Each line below should be retyped exactly, with no pictures.

Records excerpted from a collection:
[start]

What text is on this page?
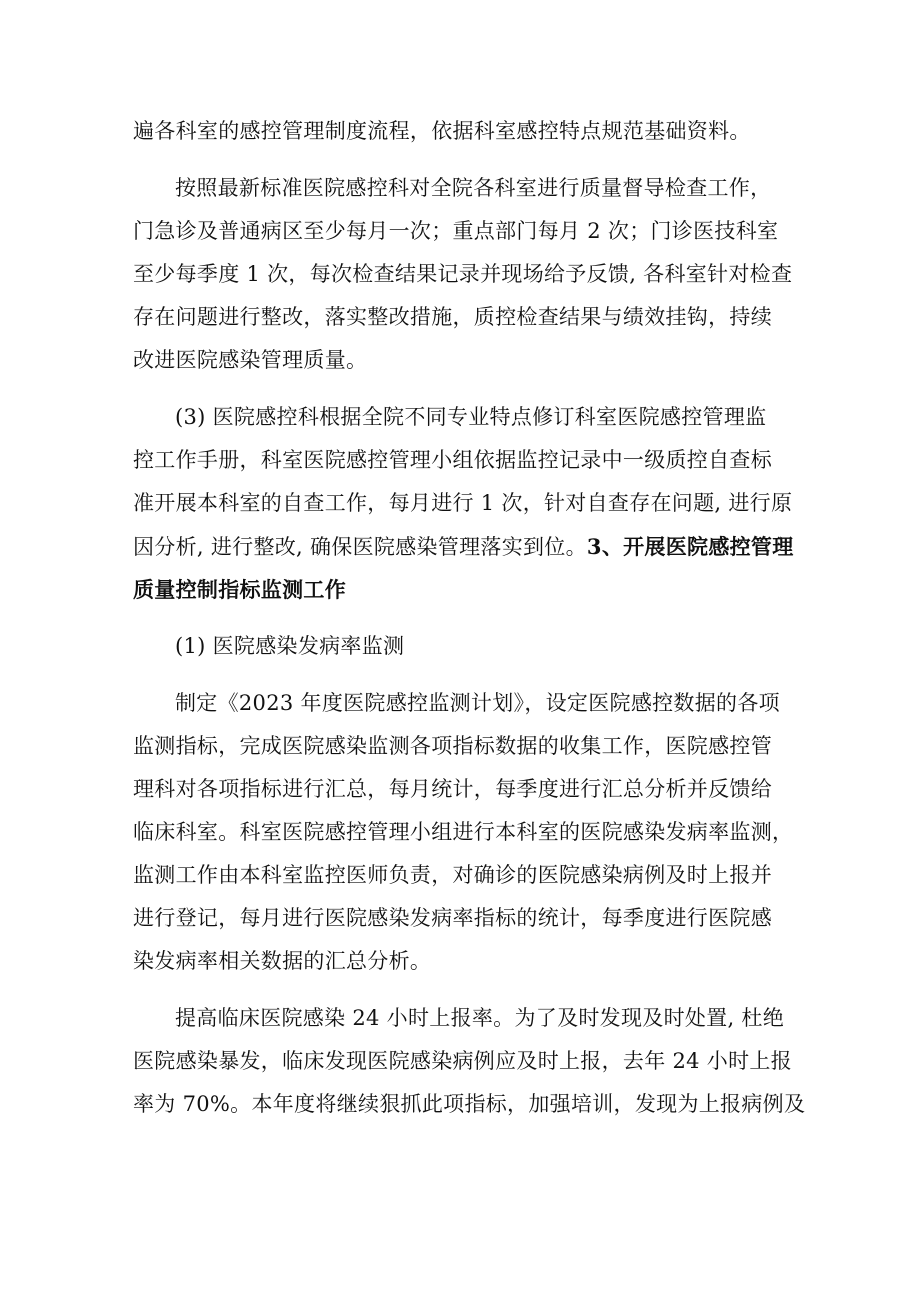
遍各科室的感控管理制度流程，依据科室感控特点规范基础资料。
按照最新标准医院感控科对全院各科室进行质量督导检查工作，
门急诊及普通病区至少每月一次；重点部门每月 2 次；门诊医技科室
至少每季度 1 次，每次检查结果记录并现场给予反馈, 各科室针对检查
存在问题进行整改，落实整改措施，质控检查结果与绩效挂钩，持续
改进医院感染管理质量。
(3) 医院感控科根据全院不同专业特点修订科室医院感控管理监
控工作手册，科室医院感控管理小组依据监控记录中一级质控自查标
准开展本科室的自查工作，每月进行 1 次，针对自查存在问题, 进行原
因分析, 进行整改, 确保医院感染管理落实到位。3、开展医院感控管理
质量控制指标监测工作
(1) 医院感染发病率监测
制定《2023 年度医院感控监测计划》，设定医院感控数据的各项
监测指标，完成医院感染监测各项指标数据的收集工作，医院感控管
理科对各项指标进行汇总，每月统计，每季度进行汇总分析并反馈给
临床科室。科室医院感控管理小组进行本科室的医院感染发病率监测，
监测工作由本科室监控医师负责，对确诊的医院感染病例及时上报并
进行登记，每月进行医院感染发病率指标的统计，每季度进行医院感
染发病率相关数据的汇总分析。
提高临床医院感染 24 小时上报率。为了及时发现及时处置, 杜绝
医院感染暴发，临床发现医院感染病例应及时上报，去年 24 小时上报
率为 70%。本年度将继续狠抓此项指标，加强培训，发现为上报病例及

[end]

- **Output for this exercise**
What text is on this page?
遍各科室的感控管理制度流程，依据科室感控特点规范基础资料。
按照最新标准医院感控科对全院各科室进行质量督导检查工作，
门急诊及普通病区至少每月一次；重点部门每月 2 次；门诊医技科室
至少每季度 1 次，每次检查结果记录并现场给予反馈, 各科室针对检查
存在问题进行整改，落实整改措施，质控检查结果与绩效挂钩，持续
改进医院感染管理质量。
(3) 医院感控科根据全院不同专业特点修订科室医院感控管理监
控工作手册，科室医院感控管理小组依据监控记录中一级质控自查标
准开展本科室的自查工作，每月进行 1 次，针对自查存在问题, 进行原
因分析, 进行整改, 确保医院感染管理落实到位。3、开展医院感控管理
质量控制指标监测工作
(1) 医院感染发病率监测
制定《2023 年度医院感控监测计划》，设定医院感控数据的各项
监测指标，完成医院感染监测各项指标数据的收集工作，医院感控管
理科对各项指标进行汇总，每月统计，每季度进行汇总分析并反馈给
临床科室。科室医院感控管理小组进行本科室的医院感染发病率监测，
监测工作由本科室监控医师负责，对确诊的医院感染病例及时上报并
进行登记，每月进行医院感染发病率指标的统计，每季度进行医院感
染发病率相关数据的汇总分析。
提高临床医院感染 24 小时上报率。为了及时发现及时处置, 杜绝
医院感染暴发，临床发现医院感染病例应及时上报，去年 24 小时上报
率为 70%。本年度将继续狠抓此项指标，加强培训，发现为上报病例及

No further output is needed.